__Supplied text__.
= = =

Of course, Facebook is on my shit list at this moment, but one thing I’m liking is Laura Olin’s Everything Changes newsletter. It appears in my email a couple of days a week. It is usually short. It is often different. The past two days she has asked simply what I’m thinking about. Not just me, of course, but me and everyone else who subscribes and responds. She will collect the data in a few more days, I think, and present it back to us, her readers.

The day before yesterday when I opened it I had just looked at a picture of a jar of homemade barbecue sauce and I was still thinking about barbecue sauce. So that was my reply, “barbecue sauce.”

Yesterday, I was closing Twitter, and glanced at a picture of that state senator who compared women to inferior cuts of meat, and someone had made a graphic with him and a rack of ribs smothered in barbecue sauce so when I glanced at my email again and was asked the same question, my honest reply was, again, “barbecue sauce.”


The thing is, I don’t even really like barbecue sauce very much. I mean it’s ok. It has its place. I certainly do use it when I eat ribs. But I don’t keep it around to put on fries or sandwiches or anything. If I have some in my fridge, it’s leftover from the last time I made ribs.

But now I’m dwelling on barbecue sauce, so my mind leaps to the staple of my teenage years: barbecued chicken.

My mother did not enjoy cooking. Really, my mother resented cooking. She had a book called the “I hate to cook cookbook.” She served Spaghettios for dinner without apology. We regularly had creamed chipped beef on toast. She cut the Carl Buddig processed meat with scissors to make it. We ate canned peas.

We had a gas grill, built in, next to the house, out near the patio. It was surrounded by ivy on the ground and climbing the walls of the house and a walkway to the side porch. Somewhere I have a picture of my mother holding the tongs and a bottle of barbecue sauce, standing next to the grill. I took this picture. She is tilting her head and giving me a cheesy grin. Someday I might find that picture again.

The grilling of the chicken was a regular event. It was the one thing she seemed to resent less than chicken piccata (hammered thin with fury and served over brown rice), or spaghetti (in a red sauce that had slices of carrots but no garlic), but I’m pretty sure flank steak was still easier. Nothing really justifies how much barbecue chicken she made. Maybe she was just trying to get outside.

One time, the cylindrical base of the gas grill rusted through suddenly, right at the bottom, while she was barbecuing. She opened the lid to turn the chicken and the weight of the lid sent the whole grill groaning backwards. My mother said that the chicken all fell into the soot-blackened lid, and burning gas flames shot twenty feet into the sky. I can see it all vividly: the blackened, half-cooked chicken breasts, Mom snatching them with tongs and putting them in a Pyrex dish. I can still summon the scorched ivy on the side of the house.

The truth is, I’m not sure I was there to see any of it. Why do we remember things that happened as if we were there?


1 comment:

  1. My mother had the same cookbook--"The I Hate to Cook Book." Her cooking motto was and is, "Let's keep it simple." I remember meals of spaghettios and canned ravioli. Casseroles and frozen veggies. My brothers sliding under the table.
    I got a cookbook when I was 9 or ten. I started cooking every single recipe in it. Pancakes led to muffins, and finally to fresh bread; cookies led to other desserts, and ultimately candy.
    My Mom was happy for me to cook, and often times I made dinner.
    Three things she still does better than me; Yorkshire pudding, red wine gravy, and pecan pie.

= = =

__Goal__. Reproduce the text about barbecue sauce from "The truth is, I’m" up to and including "and ultimately candy.", substituting "canned soup" for "canned ravioli". Rely only on the text about barbecue sauce.

__Some rows__.
= = =

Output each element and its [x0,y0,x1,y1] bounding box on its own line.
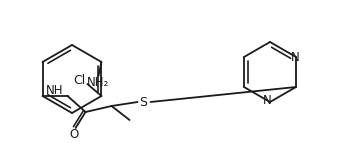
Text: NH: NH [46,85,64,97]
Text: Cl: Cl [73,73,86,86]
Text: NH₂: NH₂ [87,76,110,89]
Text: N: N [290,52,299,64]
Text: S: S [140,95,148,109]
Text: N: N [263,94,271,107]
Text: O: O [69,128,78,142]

= = =

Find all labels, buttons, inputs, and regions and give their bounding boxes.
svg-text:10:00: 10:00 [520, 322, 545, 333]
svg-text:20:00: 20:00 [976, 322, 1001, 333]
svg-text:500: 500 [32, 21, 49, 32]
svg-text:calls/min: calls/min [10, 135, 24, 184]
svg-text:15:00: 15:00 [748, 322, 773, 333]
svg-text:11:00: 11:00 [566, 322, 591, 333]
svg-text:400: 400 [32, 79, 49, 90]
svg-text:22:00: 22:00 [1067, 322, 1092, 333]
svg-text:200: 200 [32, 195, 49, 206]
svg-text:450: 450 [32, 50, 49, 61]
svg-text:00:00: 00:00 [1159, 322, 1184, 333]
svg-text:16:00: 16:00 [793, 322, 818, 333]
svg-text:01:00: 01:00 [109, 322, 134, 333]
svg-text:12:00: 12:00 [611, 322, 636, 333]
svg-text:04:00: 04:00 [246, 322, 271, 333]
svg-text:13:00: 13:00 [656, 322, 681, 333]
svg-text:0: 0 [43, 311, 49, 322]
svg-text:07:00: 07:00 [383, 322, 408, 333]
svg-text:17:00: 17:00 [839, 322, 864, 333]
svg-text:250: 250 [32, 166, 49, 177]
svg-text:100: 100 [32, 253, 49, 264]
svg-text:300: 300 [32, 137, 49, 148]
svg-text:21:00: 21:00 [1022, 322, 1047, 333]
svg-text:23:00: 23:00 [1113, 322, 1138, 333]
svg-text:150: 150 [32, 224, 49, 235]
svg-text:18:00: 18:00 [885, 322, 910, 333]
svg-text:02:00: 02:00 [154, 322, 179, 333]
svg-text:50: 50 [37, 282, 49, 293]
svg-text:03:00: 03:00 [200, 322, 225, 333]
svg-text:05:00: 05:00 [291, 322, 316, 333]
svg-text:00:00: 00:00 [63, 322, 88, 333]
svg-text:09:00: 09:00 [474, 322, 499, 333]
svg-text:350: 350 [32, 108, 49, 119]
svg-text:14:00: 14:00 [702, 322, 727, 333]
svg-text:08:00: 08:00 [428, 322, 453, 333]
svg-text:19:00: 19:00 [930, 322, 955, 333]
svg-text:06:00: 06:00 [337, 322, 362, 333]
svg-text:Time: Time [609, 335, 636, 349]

= = =

__Final result__.
The truth is, I’m not sure I was there to see any of it. Why do we remember things that happened as if we were there?


1 comment:

  1. My mother had the same cookbook--"The I Hate to Cook Book." Her cooking motto was and is, "Let's keep it simple." I remember meals of spaghettios and canned soup. Casseroles and frozen veggies. My brothers sliding under the table.
    I got a cookbook when I was 9 or ten. I started cooking every single recipe in it. Pancakes led to muffins, and finally to fresh bread; cookies led to other desserts, and ultimately candy.